The only way this could be done safely is if you are required to establish a TCP connection, and then "upgrade" it to UDP. There are too many pointy sticks that developers could impale themselves on, with the side effect of creating DDoS vectors.

3 comments

Can you do it safely if you're required to make an HTTPS request to the same hostname with some standardized request (a la CORS preflight) and get an answer back saying "Yes, this origin may connect to me on these UDP ports", and then hang onto that permission indefinitely? The nice thing about having a persistent permission instead of an upgrade on each request is that a service worker that's woken up by a push notification or similar can immediately send UDP traffic instead of doing a TCP (+ HTTPS?) handshake.

Since it's restricted by origin (probably using literally the same mechanism CORS uses) and over HTTPS, a malicious actor can't DDoS anyone but themselves.

If you're really worried, maybe extend it to allow the server to limit the duration of the permission and the maximum bandwidth, but I think you don't need that.

EDIT: Oh, oops, binding to the hostname doesn't help because you can just repoint your hostname in DNS at someone else. You'd ideally need to bind it to the IP, in which case you definitely want it to be a time-limited permission. (But I think that attack is also feasible, though a bit harder, with the handshake-before-each-UDP-connection model. Just have the attacker set up a custom DNS server for their domain, which for any hostname sends you a low-TTL response pointing to the attacker's HTTPS server, and then a higher-TTL response to the victim. Each user gets pointed at a random hostname within that domain.)

That model tends to be hell on firewall appliances and NAT/load balancing devices.
I'm not sure I follow - how is this different from, say, a native app (desktop or mobile) that's just using UDP like normal? There's a single preflight request per client device, which can usually be satisfied when you load the website itself.
It's different because a load balancer will send your initial HTTPS request to one application server, but when you're switching protocols (to UDP) you'll then want that traffic directed the same place. Or need some way to share session data across multiple app servers.
----
Task statement. According to the opening comment of the UDP discussion, what is the only way this could be done safely?

Layout element entries
----
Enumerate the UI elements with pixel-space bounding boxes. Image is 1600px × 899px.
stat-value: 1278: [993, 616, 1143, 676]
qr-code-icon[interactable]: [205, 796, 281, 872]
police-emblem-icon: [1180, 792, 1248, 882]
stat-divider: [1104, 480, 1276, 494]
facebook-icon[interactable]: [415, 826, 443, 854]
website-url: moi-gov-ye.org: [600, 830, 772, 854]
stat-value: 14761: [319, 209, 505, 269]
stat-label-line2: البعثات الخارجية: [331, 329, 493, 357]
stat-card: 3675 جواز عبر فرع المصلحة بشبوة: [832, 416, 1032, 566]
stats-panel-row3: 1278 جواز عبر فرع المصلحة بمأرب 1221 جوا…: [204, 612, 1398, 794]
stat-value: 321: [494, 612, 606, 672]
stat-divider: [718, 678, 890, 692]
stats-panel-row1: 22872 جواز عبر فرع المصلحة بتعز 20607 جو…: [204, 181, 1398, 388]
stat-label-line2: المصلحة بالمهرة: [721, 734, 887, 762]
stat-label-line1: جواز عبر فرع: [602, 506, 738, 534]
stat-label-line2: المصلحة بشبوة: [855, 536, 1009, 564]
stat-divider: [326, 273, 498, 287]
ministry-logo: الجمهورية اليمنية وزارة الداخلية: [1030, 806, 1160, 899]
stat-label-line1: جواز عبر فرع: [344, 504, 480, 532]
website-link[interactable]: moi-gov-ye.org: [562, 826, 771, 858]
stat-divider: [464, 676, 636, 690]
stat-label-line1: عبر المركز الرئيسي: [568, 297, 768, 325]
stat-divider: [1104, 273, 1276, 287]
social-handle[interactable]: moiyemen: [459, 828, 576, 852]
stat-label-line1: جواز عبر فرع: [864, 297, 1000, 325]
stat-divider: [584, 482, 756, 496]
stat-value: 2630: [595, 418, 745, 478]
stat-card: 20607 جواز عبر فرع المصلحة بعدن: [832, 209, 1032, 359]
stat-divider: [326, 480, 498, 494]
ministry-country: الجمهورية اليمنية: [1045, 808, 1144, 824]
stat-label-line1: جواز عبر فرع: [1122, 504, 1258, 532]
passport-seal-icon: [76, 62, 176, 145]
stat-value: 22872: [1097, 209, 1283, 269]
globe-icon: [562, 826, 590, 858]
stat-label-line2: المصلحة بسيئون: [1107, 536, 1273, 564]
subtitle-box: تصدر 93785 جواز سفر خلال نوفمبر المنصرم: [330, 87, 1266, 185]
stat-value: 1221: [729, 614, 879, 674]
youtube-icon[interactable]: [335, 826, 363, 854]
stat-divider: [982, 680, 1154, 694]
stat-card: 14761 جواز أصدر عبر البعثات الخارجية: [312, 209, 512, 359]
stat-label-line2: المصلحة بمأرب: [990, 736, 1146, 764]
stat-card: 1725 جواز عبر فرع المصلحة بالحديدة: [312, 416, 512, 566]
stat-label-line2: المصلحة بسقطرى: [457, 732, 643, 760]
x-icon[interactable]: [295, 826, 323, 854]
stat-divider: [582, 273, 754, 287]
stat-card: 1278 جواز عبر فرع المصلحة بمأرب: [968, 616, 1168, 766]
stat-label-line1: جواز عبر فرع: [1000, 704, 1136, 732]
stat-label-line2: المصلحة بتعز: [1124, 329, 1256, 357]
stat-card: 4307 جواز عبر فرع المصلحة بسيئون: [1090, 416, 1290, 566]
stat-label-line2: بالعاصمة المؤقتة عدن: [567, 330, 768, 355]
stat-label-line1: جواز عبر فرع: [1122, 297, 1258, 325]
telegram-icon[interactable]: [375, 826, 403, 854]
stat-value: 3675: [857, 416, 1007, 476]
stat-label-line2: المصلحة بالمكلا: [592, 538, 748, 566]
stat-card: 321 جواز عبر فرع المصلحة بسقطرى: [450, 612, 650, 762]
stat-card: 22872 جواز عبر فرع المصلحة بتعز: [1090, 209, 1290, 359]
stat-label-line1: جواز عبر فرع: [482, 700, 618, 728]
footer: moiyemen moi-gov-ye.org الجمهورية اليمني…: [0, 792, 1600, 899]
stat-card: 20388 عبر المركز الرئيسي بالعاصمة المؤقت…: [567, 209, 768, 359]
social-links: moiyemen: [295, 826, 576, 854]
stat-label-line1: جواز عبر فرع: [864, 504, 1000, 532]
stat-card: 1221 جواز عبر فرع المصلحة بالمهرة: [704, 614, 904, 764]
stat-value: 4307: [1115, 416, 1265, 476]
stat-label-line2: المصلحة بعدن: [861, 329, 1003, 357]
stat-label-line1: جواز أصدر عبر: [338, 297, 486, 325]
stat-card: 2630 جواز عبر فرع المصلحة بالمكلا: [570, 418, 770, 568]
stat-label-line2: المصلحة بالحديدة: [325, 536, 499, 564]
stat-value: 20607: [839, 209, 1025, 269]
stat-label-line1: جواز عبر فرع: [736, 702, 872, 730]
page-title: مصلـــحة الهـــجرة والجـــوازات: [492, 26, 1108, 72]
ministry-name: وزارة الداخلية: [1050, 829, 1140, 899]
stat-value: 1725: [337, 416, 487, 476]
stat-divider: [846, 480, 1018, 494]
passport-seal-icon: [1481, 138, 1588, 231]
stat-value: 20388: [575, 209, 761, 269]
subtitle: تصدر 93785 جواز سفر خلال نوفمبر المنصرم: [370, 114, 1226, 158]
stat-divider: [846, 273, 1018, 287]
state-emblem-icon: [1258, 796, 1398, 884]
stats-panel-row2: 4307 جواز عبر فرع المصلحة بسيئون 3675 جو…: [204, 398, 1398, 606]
----
Answer to the task. By requiring a TCP connection to be established first and then "upgraded" to UDP.